==== INPUT MATERIAL ====
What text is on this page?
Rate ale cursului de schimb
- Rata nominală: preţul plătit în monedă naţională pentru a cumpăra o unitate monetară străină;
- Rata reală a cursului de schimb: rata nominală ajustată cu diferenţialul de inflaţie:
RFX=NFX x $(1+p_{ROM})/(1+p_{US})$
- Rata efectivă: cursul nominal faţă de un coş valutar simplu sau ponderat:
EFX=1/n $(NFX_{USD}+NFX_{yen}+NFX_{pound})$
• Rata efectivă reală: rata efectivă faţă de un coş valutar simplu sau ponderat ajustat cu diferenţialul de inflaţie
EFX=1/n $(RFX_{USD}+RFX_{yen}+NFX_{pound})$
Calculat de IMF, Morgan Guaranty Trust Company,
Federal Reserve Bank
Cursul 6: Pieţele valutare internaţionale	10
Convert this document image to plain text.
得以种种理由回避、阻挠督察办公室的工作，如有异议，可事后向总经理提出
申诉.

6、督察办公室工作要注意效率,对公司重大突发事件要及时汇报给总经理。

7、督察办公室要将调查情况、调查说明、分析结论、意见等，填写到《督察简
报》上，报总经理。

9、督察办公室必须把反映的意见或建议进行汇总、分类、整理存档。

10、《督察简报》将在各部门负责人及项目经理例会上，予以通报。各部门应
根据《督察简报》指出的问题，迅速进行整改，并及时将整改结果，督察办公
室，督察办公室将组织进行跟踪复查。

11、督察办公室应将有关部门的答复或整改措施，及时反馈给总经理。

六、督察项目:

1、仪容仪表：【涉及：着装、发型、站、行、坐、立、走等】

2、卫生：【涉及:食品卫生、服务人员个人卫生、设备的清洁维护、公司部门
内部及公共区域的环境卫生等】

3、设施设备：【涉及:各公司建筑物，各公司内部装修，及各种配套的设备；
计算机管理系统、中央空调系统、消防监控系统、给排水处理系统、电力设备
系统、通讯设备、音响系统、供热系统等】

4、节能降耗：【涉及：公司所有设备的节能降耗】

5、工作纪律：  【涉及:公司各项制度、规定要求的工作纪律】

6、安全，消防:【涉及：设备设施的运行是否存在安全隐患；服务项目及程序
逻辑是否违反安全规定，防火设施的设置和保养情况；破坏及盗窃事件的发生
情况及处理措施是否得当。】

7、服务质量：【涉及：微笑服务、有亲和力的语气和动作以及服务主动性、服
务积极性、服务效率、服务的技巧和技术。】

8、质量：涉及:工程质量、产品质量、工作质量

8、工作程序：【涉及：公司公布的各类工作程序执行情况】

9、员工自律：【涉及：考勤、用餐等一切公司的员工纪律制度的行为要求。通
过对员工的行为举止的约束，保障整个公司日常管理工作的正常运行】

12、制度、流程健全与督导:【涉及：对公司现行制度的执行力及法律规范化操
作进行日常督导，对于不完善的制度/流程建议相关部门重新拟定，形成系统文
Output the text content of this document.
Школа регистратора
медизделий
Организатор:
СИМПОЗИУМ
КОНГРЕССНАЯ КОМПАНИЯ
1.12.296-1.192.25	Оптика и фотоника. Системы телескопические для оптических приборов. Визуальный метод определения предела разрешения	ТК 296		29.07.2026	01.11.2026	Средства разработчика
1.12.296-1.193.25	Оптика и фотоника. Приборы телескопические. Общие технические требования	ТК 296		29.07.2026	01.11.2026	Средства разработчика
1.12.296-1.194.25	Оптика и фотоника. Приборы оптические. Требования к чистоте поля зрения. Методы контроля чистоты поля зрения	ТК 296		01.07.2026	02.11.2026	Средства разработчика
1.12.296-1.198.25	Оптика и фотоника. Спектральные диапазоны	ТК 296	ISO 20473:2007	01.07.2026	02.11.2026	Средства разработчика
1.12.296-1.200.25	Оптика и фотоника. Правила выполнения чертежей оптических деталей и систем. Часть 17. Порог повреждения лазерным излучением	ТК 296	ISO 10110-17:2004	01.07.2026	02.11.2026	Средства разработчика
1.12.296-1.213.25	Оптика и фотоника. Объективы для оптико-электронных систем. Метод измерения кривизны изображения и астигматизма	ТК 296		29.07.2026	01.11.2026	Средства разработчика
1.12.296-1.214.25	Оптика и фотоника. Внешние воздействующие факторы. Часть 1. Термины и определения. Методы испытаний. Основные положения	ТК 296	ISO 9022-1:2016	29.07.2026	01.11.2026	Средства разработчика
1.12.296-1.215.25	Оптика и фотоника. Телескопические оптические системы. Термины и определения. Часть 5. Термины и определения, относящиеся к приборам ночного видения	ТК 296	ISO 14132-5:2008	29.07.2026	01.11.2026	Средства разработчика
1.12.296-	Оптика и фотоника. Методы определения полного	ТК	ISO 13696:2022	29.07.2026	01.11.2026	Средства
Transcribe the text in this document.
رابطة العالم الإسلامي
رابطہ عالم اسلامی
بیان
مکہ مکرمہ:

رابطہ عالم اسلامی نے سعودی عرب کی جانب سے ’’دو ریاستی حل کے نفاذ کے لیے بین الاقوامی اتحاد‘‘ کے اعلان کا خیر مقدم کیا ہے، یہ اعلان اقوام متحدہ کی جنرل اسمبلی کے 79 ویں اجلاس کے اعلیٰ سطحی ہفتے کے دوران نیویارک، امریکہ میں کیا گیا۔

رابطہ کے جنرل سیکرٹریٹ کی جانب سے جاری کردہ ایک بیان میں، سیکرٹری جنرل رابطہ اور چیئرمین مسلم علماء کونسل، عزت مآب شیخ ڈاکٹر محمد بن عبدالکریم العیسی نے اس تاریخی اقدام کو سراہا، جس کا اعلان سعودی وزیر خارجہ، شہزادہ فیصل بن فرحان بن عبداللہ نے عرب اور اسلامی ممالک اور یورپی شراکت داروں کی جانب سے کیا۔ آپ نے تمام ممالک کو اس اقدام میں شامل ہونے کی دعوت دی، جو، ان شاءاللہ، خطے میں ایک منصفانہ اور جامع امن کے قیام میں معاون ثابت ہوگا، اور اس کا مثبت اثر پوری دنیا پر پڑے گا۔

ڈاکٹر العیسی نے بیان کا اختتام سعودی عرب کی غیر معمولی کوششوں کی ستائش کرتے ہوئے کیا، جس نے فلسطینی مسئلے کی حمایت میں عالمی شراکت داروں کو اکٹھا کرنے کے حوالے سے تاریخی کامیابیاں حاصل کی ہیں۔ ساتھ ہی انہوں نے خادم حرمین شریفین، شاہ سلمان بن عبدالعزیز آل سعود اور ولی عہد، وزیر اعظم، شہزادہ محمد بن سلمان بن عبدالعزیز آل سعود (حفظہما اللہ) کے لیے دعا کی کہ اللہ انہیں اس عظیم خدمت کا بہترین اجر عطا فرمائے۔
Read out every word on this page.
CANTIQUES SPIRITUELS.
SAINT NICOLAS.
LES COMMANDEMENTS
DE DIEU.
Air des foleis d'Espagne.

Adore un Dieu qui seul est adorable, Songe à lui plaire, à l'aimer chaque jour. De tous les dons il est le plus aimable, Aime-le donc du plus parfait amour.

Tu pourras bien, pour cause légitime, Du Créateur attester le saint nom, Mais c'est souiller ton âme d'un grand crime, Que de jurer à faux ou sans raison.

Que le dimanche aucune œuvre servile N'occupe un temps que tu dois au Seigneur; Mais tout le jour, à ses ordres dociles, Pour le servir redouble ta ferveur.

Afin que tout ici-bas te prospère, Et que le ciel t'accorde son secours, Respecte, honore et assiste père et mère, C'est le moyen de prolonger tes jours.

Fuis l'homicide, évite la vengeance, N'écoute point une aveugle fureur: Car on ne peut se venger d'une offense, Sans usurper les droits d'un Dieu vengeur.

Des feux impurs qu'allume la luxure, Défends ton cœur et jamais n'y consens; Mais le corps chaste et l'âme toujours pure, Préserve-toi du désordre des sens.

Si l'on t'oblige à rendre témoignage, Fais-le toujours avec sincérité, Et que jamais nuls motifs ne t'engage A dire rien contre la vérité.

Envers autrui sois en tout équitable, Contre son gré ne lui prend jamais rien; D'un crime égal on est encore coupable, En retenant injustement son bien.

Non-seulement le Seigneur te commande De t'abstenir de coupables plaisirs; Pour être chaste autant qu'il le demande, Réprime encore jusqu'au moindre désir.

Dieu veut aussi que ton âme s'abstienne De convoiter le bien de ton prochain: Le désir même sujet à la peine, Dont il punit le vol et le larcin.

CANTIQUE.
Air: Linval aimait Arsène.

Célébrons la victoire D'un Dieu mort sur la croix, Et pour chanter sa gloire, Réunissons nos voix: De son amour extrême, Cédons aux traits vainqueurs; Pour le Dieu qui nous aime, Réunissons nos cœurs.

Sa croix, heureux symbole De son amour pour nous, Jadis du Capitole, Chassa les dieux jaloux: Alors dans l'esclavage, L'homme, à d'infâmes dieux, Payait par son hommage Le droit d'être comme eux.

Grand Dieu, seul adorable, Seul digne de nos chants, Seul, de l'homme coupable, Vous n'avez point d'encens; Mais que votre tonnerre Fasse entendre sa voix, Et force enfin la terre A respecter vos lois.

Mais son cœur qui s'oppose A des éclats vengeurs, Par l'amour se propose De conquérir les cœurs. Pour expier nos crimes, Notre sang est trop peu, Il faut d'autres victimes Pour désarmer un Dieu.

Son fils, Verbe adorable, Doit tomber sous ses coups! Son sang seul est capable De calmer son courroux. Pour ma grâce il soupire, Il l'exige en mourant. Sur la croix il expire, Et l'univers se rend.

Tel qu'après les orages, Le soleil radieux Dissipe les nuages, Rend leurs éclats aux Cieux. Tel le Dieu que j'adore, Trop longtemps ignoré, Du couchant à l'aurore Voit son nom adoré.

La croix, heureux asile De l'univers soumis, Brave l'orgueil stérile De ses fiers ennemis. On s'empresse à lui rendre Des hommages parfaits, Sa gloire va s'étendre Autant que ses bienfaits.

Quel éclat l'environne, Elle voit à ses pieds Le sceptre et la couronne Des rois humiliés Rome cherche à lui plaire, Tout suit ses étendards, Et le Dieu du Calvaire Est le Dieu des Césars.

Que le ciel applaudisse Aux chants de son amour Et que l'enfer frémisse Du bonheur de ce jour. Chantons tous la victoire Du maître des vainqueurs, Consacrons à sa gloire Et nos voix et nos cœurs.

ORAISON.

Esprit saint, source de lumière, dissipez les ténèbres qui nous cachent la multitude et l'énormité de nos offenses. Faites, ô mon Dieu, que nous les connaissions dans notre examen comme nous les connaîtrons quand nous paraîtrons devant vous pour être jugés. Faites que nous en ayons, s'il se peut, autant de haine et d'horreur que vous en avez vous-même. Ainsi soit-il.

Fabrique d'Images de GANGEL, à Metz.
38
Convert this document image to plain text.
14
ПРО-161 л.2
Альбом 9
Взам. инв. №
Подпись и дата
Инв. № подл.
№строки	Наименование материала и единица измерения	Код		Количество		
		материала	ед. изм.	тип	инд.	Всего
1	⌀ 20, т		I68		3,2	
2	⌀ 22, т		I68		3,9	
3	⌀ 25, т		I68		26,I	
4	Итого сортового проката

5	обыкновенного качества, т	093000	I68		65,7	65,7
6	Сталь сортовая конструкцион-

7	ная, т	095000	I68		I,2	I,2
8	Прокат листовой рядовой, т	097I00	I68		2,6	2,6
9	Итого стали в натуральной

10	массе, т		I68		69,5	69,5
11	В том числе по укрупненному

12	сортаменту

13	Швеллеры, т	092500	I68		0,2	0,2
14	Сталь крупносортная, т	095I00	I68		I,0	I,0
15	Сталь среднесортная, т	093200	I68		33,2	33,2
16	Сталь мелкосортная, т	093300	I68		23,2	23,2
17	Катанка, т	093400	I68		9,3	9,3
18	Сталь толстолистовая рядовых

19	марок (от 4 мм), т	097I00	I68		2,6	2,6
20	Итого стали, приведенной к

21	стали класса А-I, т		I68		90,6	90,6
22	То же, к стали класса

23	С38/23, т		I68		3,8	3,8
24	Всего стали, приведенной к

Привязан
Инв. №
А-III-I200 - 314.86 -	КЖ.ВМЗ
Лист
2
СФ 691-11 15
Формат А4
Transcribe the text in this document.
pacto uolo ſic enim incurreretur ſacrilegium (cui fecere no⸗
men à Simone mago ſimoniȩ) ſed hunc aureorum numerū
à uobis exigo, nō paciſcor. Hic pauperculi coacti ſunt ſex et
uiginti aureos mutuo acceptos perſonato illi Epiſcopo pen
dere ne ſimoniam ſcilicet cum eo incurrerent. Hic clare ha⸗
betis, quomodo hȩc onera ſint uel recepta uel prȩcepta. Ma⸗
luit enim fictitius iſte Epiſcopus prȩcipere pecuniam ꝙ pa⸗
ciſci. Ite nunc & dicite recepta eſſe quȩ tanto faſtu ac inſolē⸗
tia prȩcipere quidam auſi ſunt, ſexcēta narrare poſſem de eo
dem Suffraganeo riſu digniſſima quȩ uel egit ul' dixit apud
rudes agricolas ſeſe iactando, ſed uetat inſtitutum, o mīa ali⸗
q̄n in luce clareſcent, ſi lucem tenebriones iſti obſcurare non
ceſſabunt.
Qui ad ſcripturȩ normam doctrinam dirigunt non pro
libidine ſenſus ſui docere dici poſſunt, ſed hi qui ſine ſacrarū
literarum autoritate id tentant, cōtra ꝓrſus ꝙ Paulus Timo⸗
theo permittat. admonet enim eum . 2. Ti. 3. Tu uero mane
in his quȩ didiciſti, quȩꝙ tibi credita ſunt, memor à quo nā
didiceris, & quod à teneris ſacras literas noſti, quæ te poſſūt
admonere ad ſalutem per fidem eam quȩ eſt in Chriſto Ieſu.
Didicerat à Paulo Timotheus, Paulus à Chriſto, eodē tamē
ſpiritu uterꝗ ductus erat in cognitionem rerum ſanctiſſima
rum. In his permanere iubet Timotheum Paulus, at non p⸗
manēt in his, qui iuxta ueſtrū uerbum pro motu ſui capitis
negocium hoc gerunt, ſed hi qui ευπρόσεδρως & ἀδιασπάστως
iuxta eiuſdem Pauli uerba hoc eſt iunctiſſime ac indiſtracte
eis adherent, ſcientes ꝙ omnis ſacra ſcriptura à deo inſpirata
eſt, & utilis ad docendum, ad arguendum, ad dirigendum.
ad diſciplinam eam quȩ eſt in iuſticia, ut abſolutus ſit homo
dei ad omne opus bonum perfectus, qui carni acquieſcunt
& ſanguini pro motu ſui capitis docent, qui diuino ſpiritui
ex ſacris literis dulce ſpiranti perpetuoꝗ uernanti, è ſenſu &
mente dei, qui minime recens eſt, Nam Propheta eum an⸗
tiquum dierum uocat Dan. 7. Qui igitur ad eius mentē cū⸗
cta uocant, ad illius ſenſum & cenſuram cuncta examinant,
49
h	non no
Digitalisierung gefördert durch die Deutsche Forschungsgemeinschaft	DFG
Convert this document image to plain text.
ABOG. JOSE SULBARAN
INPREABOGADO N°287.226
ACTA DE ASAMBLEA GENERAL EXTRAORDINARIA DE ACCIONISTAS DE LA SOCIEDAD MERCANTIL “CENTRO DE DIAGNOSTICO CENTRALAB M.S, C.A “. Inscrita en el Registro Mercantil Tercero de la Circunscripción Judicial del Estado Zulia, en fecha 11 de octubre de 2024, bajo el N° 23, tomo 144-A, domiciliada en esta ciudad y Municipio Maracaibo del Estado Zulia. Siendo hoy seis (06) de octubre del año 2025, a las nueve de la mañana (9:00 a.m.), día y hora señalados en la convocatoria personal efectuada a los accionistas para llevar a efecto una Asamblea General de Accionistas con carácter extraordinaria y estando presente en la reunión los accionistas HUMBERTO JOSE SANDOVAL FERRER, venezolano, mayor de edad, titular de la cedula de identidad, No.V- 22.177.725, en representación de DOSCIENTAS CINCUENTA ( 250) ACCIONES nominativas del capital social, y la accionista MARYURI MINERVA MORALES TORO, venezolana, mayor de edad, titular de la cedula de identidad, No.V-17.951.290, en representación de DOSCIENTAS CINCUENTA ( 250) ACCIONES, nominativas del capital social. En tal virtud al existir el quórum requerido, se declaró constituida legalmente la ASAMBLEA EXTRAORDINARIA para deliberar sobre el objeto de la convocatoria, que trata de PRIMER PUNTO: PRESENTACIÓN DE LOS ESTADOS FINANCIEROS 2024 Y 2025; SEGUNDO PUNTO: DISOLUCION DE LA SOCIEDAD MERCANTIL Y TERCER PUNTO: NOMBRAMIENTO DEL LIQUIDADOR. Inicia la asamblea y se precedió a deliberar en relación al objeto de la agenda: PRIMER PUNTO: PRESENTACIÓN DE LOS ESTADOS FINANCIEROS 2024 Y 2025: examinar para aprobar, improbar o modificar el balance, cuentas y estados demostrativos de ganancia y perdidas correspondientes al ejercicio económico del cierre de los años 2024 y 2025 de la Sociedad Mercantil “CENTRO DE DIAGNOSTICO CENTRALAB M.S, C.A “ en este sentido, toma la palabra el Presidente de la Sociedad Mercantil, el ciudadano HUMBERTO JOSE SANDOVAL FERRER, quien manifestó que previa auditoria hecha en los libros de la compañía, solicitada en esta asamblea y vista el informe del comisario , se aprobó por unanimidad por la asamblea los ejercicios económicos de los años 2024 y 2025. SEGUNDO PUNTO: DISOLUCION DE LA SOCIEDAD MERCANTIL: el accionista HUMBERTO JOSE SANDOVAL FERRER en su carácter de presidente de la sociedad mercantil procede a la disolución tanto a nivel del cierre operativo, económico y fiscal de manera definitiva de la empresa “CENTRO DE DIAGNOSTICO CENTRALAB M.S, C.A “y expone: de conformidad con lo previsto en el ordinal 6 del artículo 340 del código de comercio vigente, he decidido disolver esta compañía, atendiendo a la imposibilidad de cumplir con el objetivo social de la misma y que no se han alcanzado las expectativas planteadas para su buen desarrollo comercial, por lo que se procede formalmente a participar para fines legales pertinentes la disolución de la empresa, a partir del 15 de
====
**THE REQUEST**
Work out how many lines of the material above contain the word "материала", then give only that figure.

**THE OUTPUT**
2